■ **Given exercise**:
Answer from the passage about Dzero's grant:
(a) What potential applications does it list for materials with topological properties?
(b) Whom will the grant let Dzero hire and support?
(c) What position does Carmen Almasan hold?

■ **Source document**:
Of particular interest to Dzero is finding new materials with topological properties, similar to topological insulators, which conduct electricity on the surface while the rest of the material acts as an insulator. These novel types of materials are difficult to produce, but have a variety of potential applications like high-speed computing and ultrasensitive magnetic devices.
The grant will allow Dzero to hire a postdoctoral researcher and financially support two graduate students who will be able to focus solely on research.
Dzero attributes his selection for this grant to its collaborative nature, including collaboration with Carmen Almasan, Ph.D., professor of physics at Kent State.
“Professor Almasan is doing research in experimental condensed matter physics, and for me, as a theorist, the collaboration with her is crucial in terms of generating new projects and new ideas,” Dzero said. “One of the research projects in my proposal concerns the formulation of the design principles to observe the topological superconductivity, so when I make a theoretical prediction, Professor Almasan’s group can almost immediately go and test it experimentally.”

■ **Given data**:
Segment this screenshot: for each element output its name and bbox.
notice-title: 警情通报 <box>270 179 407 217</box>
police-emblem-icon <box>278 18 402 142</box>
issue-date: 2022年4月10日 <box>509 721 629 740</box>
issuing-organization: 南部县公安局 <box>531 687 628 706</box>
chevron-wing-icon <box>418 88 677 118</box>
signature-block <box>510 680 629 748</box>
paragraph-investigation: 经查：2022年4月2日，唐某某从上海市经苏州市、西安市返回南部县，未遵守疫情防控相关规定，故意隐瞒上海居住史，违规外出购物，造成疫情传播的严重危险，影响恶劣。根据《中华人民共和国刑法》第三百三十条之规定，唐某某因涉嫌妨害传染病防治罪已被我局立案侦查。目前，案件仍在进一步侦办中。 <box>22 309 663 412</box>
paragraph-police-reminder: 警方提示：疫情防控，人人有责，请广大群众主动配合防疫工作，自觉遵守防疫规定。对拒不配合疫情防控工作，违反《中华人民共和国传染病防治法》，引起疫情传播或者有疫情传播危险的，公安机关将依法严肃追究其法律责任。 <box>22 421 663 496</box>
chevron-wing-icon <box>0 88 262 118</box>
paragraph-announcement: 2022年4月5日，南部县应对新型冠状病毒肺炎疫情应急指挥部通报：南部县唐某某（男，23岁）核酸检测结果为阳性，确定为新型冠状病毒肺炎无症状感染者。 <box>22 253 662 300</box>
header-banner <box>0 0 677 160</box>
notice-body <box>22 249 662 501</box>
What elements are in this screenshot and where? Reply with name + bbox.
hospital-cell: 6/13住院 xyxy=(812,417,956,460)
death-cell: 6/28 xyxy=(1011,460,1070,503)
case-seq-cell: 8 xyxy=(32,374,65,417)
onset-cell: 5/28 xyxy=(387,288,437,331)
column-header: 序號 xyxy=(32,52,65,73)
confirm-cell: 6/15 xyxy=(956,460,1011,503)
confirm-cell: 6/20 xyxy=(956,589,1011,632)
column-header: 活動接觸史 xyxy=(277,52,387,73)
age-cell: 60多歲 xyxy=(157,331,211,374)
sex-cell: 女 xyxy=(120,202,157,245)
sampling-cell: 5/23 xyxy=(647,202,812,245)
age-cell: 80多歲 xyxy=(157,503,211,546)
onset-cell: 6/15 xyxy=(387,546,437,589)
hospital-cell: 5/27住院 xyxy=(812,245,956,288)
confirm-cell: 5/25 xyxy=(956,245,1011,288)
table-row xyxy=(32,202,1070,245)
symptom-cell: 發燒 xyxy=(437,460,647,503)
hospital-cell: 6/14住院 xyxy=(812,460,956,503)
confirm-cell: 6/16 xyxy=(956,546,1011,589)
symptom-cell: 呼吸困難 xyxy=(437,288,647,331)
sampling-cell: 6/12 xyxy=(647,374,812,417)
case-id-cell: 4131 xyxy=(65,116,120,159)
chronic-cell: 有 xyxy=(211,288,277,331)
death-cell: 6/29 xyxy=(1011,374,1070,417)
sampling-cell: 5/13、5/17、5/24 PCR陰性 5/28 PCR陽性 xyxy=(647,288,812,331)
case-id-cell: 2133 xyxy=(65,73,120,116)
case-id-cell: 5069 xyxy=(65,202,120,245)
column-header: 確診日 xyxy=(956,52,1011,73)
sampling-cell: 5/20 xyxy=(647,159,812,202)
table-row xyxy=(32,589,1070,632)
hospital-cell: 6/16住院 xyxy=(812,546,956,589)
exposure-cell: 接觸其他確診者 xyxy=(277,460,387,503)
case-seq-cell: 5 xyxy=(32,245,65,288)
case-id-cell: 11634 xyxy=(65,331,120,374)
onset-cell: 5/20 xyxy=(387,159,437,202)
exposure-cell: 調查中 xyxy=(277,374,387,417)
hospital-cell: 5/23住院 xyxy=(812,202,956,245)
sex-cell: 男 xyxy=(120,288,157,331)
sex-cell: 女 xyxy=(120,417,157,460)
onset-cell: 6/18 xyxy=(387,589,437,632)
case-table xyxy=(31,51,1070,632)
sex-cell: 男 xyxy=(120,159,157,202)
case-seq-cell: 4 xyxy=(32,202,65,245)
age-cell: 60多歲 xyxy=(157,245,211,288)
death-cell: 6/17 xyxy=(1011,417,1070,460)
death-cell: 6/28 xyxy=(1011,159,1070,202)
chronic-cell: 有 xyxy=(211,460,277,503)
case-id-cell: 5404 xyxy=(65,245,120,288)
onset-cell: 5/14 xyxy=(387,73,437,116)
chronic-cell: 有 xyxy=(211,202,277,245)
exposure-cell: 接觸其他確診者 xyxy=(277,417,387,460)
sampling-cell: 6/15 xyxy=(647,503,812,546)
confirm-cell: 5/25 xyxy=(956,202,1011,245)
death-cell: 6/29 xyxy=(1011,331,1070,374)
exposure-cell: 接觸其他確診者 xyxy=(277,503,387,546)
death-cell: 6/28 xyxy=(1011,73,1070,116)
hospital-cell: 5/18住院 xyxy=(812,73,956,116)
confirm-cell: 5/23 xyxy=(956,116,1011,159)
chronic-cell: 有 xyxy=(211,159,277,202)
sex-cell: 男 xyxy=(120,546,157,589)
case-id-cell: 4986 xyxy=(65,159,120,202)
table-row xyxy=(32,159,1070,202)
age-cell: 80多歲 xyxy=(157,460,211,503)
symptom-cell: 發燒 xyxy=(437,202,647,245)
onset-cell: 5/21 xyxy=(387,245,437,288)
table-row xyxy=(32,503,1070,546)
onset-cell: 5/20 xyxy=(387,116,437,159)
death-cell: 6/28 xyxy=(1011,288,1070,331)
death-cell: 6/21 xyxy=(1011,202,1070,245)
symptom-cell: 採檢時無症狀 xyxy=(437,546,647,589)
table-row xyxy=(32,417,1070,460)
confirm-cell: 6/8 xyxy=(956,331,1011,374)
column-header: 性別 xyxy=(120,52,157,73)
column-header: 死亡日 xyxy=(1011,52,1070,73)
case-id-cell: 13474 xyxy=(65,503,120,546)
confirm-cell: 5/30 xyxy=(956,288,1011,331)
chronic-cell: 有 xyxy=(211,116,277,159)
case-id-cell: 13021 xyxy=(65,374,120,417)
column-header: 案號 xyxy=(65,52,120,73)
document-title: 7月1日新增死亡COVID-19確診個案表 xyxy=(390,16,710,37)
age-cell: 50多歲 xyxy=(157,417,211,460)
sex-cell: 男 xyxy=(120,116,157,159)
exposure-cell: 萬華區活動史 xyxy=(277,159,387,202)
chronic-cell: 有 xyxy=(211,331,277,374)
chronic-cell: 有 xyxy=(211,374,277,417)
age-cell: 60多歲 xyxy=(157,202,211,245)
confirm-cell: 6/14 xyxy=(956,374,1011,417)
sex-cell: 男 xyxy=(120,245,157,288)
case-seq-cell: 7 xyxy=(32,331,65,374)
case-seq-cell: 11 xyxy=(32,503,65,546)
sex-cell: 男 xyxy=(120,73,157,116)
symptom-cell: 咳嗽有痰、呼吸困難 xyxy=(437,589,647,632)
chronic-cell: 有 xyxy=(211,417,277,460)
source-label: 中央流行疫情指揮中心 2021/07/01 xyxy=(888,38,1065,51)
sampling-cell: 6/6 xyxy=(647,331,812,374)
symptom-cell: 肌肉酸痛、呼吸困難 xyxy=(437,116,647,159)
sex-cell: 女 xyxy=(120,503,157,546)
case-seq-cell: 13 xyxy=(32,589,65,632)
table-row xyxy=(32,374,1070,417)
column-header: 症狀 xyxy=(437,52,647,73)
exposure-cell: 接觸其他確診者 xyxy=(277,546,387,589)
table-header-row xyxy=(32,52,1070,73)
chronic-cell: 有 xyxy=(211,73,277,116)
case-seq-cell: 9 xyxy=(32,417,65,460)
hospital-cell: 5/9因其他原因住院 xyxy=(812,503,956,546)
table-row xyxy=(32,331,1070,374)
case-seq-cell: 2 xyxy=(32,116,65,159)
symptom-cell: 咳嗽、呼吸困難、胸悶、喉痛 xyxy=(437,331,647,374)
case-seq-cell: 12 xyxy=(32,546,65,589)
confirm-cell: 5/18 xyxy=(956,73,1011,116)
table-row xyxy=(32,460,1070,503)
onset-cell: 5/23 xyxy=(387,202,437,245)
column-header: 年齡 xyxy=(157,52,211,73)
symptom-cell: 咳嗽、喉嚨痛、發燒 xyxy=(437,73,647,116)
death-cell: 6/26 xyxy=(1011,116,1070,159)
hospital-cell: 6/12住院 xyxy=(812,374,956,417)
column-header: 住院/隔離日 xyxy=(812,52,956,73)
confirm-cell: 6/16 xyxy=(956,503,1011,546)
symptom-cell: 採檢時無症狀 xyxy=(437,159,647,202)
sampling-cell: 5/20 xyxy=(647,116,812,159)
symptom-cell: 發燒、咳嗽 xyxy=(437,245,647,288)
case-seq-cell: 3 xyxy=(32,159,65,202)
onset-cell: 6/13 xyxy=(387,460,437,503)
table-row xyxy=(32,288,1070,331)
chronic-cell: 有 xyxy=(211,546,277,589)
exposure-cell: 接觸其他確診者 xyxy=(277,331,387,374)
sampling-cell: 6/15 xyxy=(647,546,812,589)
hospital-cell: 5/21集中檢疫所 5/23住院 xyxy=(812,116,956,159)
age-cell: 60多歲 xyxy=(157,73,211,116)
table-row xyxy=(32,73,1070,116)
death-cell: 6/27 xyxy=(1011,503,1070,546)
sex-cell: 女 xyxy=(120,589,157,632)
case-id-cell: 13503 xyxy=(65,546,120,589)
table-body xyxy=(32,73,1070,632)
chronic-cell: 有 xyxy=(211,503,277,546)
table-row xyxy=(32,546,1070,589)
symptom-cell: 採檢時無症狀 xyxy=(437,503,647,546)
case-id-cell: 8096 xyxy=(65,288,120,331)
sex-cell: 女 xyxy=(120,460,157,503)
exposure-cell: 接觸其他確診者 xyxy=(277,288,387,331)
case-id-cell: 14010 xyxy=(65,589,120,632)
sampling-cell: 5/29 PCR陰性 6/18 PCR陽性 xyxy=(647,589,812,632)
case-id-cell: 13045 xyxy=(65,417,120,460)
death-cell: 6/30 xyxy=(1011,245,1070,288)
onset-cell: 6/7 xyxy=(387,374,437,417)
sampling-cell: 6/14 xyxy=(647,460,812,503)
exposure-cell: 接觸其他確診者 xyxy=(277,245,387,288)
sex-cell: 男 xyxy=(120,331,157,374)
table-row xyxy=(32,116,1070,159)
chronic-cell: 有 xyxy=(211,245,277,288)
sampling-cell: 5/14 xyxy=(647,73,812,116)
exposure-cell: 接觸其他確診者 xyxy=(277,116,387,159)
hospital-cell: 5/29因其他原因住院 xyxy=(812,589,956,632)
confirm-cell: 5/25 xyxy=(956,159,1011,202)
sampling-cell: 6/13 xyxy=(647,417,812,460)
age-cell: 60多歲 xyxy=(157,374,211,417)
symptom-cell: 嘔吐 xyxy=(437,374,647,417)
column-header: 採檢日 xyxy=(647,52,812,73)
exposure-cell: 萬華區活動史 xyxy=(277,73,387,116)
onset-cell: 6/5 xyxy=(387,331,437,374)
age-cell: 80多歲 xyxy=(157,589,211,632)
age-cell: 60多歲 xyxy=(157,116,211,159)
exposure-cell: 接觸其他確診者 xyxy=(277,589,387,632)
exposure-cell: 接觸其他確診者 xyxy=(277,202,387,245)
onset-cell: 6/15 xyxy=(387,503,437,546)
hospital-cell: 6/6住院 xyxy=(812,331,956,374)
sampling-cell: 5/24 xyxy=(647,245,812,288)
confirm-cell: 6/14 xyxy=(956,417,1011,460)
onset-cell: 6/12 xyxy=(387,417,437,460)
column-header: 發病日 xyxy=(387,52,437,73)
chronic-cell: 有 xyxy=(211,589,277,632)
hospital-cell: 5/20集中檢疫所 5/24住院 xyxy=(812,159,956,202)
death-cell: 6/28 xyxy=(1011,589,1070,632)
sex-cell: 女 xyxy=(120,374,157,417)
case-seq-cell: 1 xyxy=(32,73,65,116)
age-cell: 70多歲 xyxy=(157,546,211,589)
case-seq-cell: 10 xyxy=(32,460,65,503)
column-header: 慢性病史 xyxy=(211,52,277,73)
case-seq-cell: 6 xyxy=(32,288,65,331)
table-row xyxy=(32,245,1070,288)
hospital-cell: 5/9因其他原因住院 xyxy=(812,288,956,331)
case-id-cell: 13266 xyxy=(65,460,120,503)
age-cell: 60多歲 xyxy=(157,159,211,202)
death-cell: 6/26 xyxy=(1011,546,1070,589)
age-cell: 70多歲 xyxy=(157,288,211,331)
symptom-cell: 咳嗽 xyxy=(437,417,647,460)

■ **Finished task**:
(a) High-speed computing and ultrasensitive magnetic devices.
(b) A postdoctoral researcher and two graduate students.
(c) She is a professor of physics at Kent State.